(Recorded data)
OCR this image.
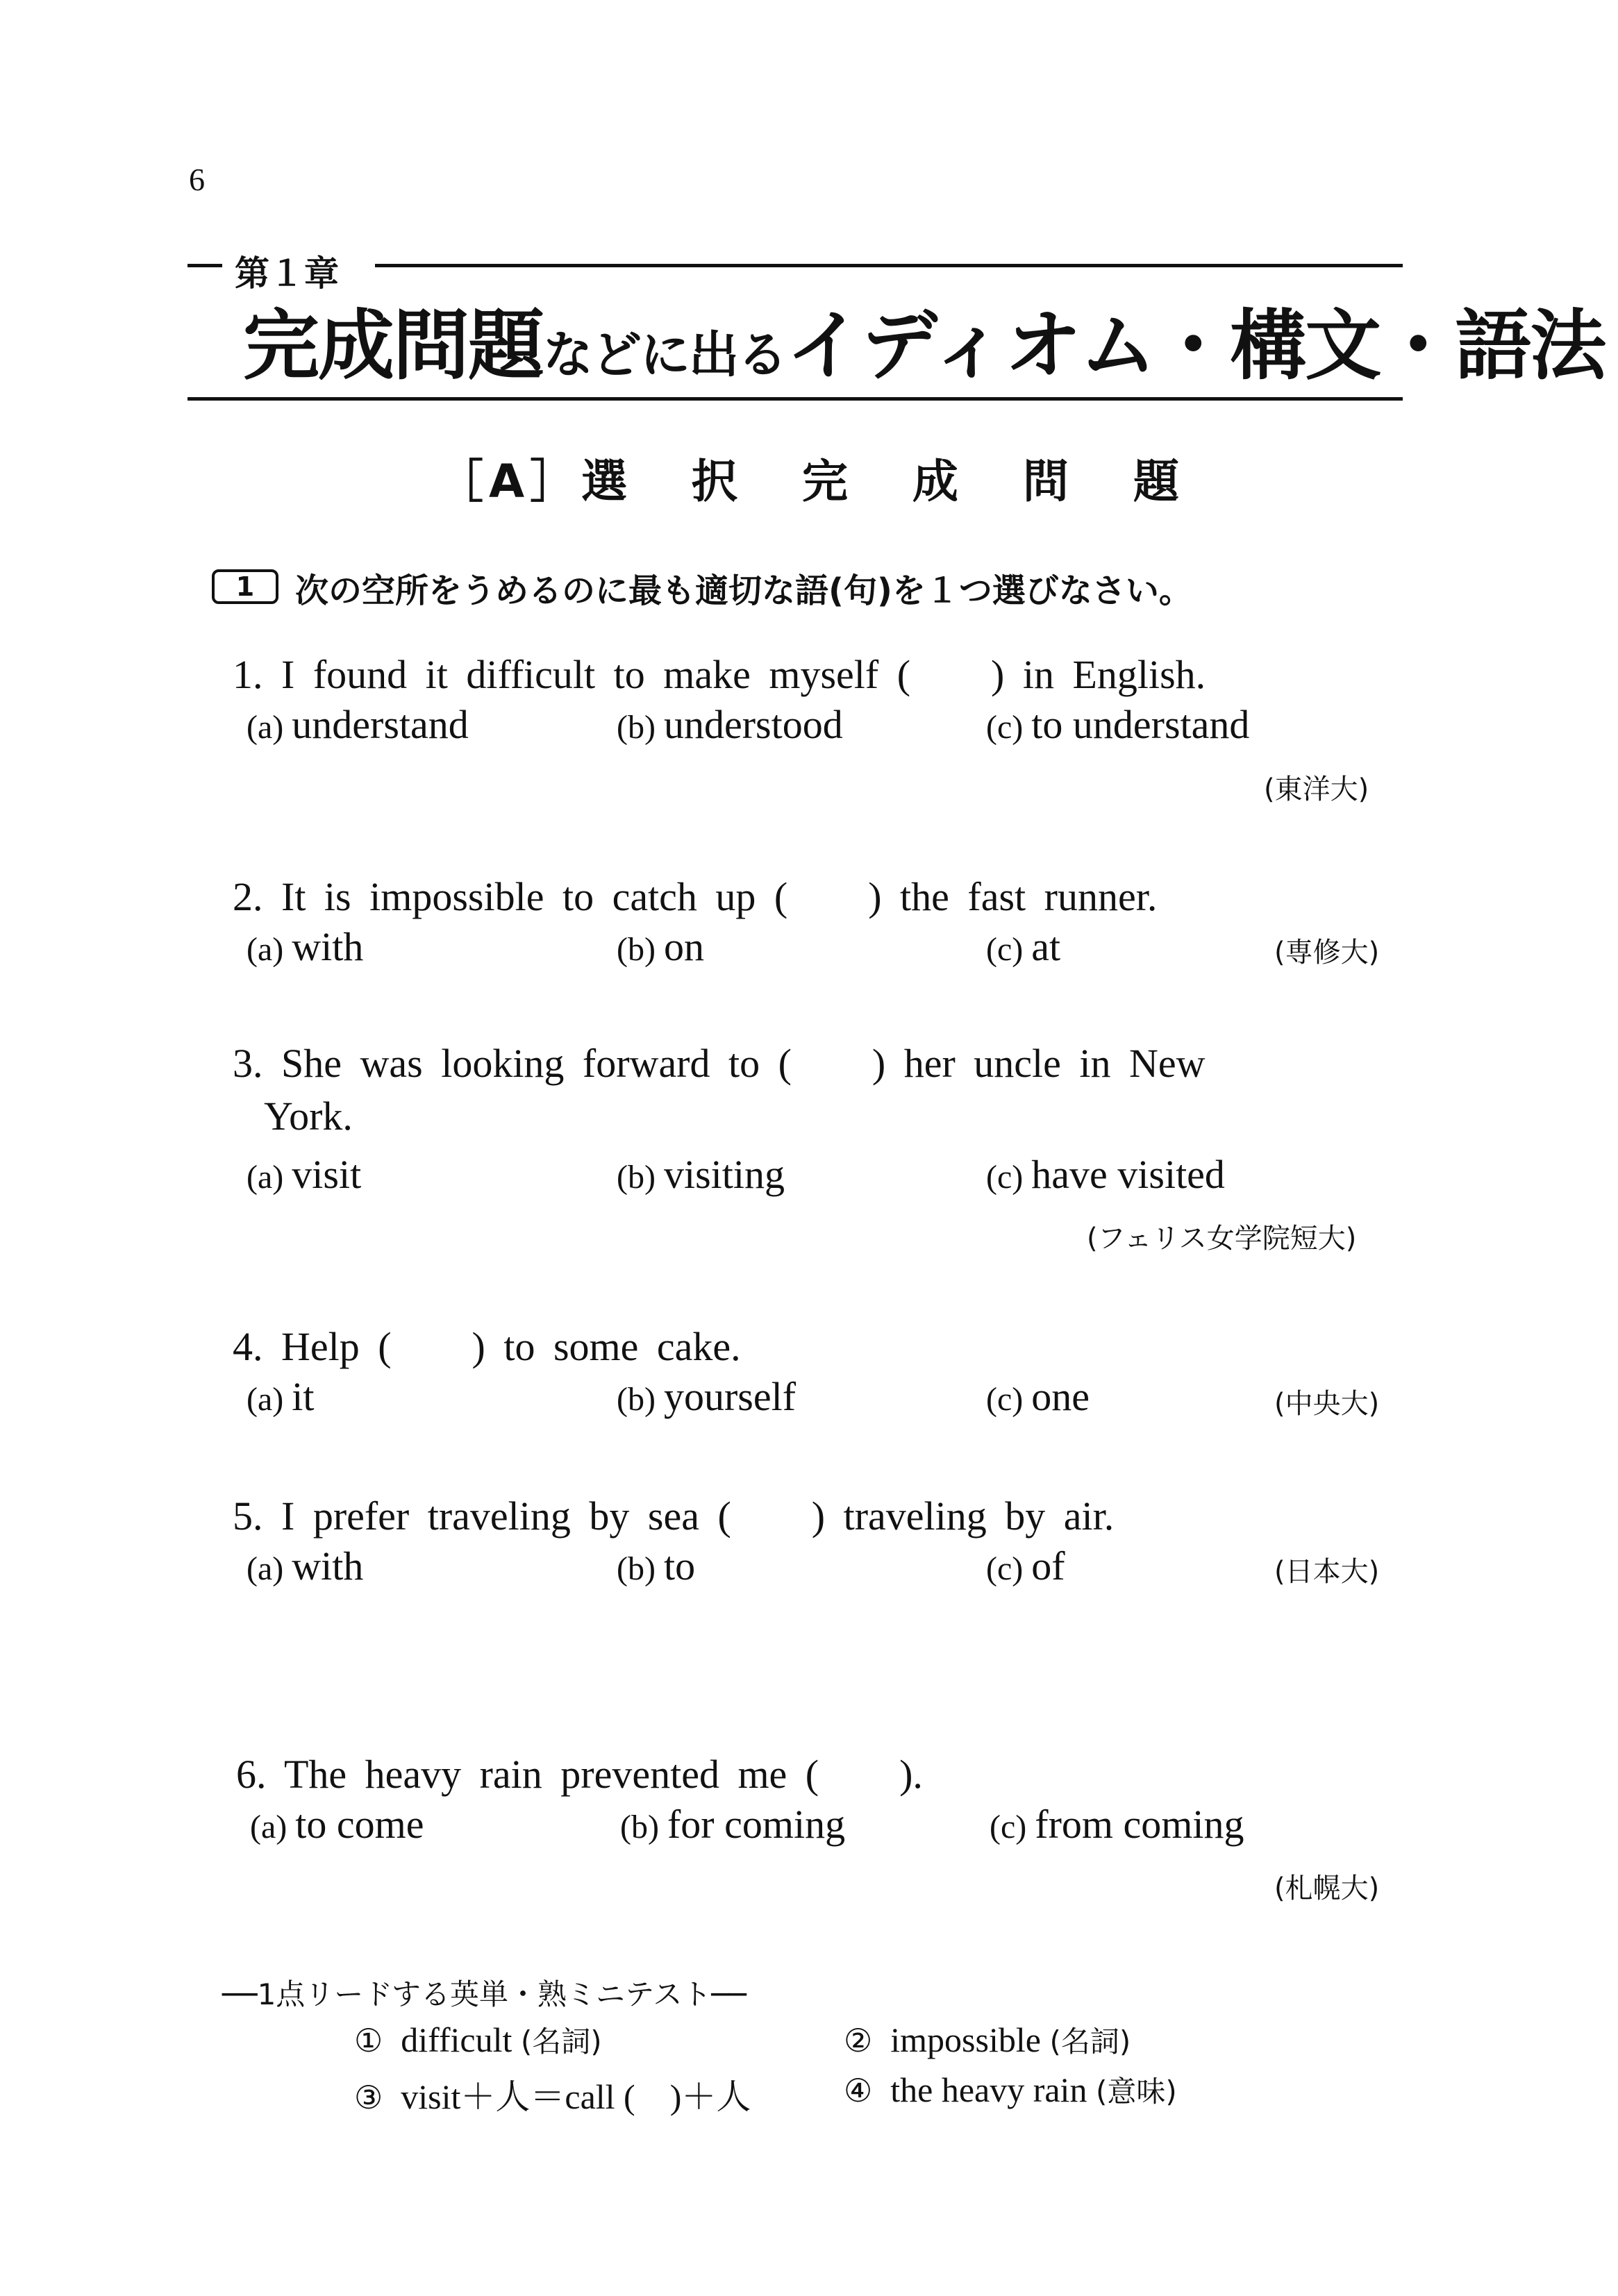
6
第１章
完成問題などに出るイディオム・構文・語法
［A］選 択 完 成 問 題
1	次の空所をうめるのに最も適切な語(句)を１つ選びなさい。
1. I found it difficult to make myself (　　) in English.
(a) understand	(b) understood	(c) to understand
(東洋大)
2. It is impossible to catch up (　　) the fast runner.
(a) with	(b) on	(c) at	(専修大)
3. She was looking forward to (　　) her uncle in New
York.
(a) visit	(b) visiting	(c) have visited
(フェリス女学院短大)
4. Help (　　) to some cake.
(a) it	(b) yourself	(c) one	(中央大)
5. I prefer traveling by sea (　　) traveling by air.
(a) with	(b) to	(c) of	(日本大)
6. The heavy rain prevented me (　　).
(a) to come	(b) for coming	(c) from coming
(札幌大)
──1点リードする英単・熟ミニテスト──
① difficult (名詞)	② impossible (名詞)
③ visit＋人＝call (　)＋人	④ the heavy rain (意味)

» WHAT YOU SHOULD DO: Copy each line of the listing that contains the string "impossible".

» OUTPUT FOR THIS EXERCISE:
2. It is impossible to catch up (　　) the fast runner.
① difficult (名詞)	② impossible (名詞)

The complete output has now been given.